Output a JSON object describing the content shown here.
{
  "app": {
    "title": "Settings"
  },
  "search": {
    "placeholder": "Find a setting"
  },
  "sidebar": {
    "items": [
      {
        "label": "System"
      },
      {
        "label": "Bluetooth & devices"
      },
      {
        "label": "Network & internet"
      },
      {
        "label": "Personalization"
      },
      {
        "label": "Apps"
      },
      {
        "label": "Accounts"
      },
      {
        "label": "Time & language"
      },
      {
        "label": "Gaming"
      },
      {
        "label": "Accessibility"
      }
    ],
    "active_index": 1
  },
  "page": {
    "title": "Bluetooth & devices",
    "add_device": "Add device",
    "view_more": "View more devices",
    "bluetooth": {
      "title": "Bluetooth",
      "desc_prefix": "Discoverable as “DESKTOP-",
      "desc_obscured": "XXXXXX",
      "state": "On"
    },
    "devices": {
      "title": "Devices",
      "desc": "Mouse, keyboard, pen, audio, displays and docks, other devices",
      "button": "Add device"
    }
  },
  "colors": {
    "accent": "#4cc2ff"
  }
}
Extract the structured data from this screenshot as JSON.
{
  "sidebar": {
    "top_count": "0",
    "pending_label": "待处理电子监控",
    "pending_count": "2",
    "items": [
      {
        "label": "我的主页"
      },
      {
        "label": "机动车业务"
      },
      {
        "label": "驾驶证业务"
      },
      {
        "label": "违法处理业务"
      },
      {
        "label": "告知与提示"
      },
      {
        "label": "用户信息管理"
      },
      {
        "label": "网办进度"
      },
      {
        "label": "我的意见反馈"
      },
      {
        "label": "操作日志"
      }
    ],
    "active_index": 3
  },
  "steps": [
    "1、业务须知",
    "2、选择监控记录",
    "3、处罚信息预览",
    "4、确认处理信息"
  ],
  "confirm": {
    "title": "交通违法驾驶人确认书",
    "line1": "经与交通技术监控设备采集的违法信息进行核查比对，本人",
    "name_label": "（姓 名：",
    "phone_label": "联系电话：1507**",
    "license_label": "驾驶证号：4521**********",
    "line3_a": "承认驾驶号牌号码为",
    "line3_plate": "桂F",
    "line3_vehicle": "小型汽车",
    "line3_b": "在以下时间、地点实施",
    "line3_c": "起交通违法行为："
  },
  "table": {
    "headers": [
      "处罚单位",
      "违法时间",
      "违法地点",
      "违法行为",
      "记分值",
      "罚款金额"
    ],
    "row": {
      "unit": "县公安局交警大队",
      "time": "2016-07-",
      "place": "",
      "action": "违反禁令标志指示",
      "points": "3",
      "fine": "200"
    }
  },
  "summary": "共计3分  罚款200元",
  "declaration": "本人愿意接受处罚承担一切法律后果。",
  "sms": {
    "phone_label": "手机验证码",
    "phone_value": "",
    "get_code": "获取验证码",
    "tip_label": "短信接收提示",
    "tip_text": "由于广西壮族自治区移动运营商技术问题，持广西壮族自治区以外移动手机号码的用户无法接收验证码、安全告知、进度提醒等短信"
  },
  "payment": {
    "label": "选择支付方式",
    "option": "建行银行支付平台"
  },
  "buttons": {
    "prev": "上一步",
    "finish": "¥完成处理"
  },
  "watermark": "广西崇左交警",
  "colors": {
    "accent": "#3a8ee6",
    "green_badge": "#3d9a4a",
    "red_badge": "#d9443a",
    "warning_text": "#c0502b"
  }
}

========

**PROBLEM DETAILS:**
Recopy the entries above in their entirety, exactly.

**SOLUTION:**
Output a JSON object describing the content shown here.
{
  "app": {
    "title": "Settings"
  },
  "search": {
    "placeholder": "Find a setting"
  },
  "sidebar": {
    "items": [
      {
        "label": "System"
      },
      {
        "label": "Bluetooth & devices"
      },
      {
        "label": "Network & internet"
      },
      {
        "label": "Personalization"
      },
      {
        "label": "Apps"
      },
      {
        "label": "Accounts"
      },
      {
        "label": "Time & language"
      },
      {
        "label": "Gaming"
      },
      {
        "label": "Accessibility"
      }
    ],
    "active_index": 1
  },
  "page": {
    "title": "Bluetooth & devices",
    "add_device": "Add device",
    "view_more": "View more devices",
    "bluetooth": {
      "title": "Bluetooth",
      "desc_prefix": "Discoverable as “DESKTOP-",
      "desc_obscured": "XXXXXX",
      "state": "On"
    },
    "devices": {
      "title": "Devices",
      "desc": "Mouse, keyboard, pen, audio, displays and docks, other devices",
      "button": "Add device"
    }
  },
  "colors": {
    "accent": "#4cc2ff"
  }
}
Extract the structured data from this screenshot as JSON.
{
  "sidebar": {
    "top_count": "0",
    "pending_label": "待处理电子监控",
    "pending_count": "2",
    "items": [
      {
        "label": "我的主页"
      },
      {
        "label": "机动车业务"
      },
      {
        "label": "驾驶证业务"
      },
      {
        "label": "违法处理业务"
      },
      {
        "label": "告知与提示"
      },
      {
        "label": "用户信息管理"
      },
      {
        "label": "网办进度"
      },
      {
        "label": "我的意见反馈"
      },
      {
        "label": "操作日志"
      }
    ],
    "active_index": 3
  },
  "steps": [
    "1、业务须知",
    "2、选择监控记录",
    "3、处罚信息预览",
    "4、确认处理信息"
  ],
  "confirm": {
    "title": "交通违法驾驶人确认书",
    "line1": "经与交通技术监控设备采集的违法信息进行核查比对，本人",
    "name_label": "（姓 名：",
    "phone_label": "联系电话：1507**",
    "license_label": "驾驶证号：4521**********",
    "line3_a": "承认驾驶号牌号码为",
    "line3_plate": "桂F",
    "line3_vehicle": "小型汽车",
    "line3_b": "在以下时间、地点实施",
    "line3_c": "起交通违法行为："
  },
  "table": {
    "headers": [
      "处罚单位",
      "违法时间",
      "违法地点",
      "违法行为",
      "记分值",
      "罚款金额"
    ],
    "row": {
      "unit": "县公安局交警大队",
      "time": "2016-07-",
      "place": "",
      "action": "违反禁令标志指示",
      "points": "3",
      "fine": "200"
    }
  },
  "summary": "共计3分  罚款200元",
  "declaration": "本人愿意接受处罚承担一切法律后果。",
  "sms": {
    "phone_label": "手机验证码",
    "phone_value": "",
    "get_code": "获取验证码",
    "tip_label": "短信接收提示",
    "tip_text": "由于广西壮族自治区移动运营商技术问题，持广西壮族自治区以外移动手机号码的用户无法接收验证码、安全告知、进度提醒等短信"
  },
  "payment": {
    "label": "选择支付方式",
    "option": "建行银行支付平台"
  },
  "buttons": {
    "prev": "上一步",
    "finish": "¥完成处理"
  },
  "watermark": "广西崇左交警",
  "colors": {
    "accent": "#3a8ee6",
    "green_badge": "#3d9a4a",
    "red_badge": "#d9443a",
    "warning_text": "#c0502b"
  }
}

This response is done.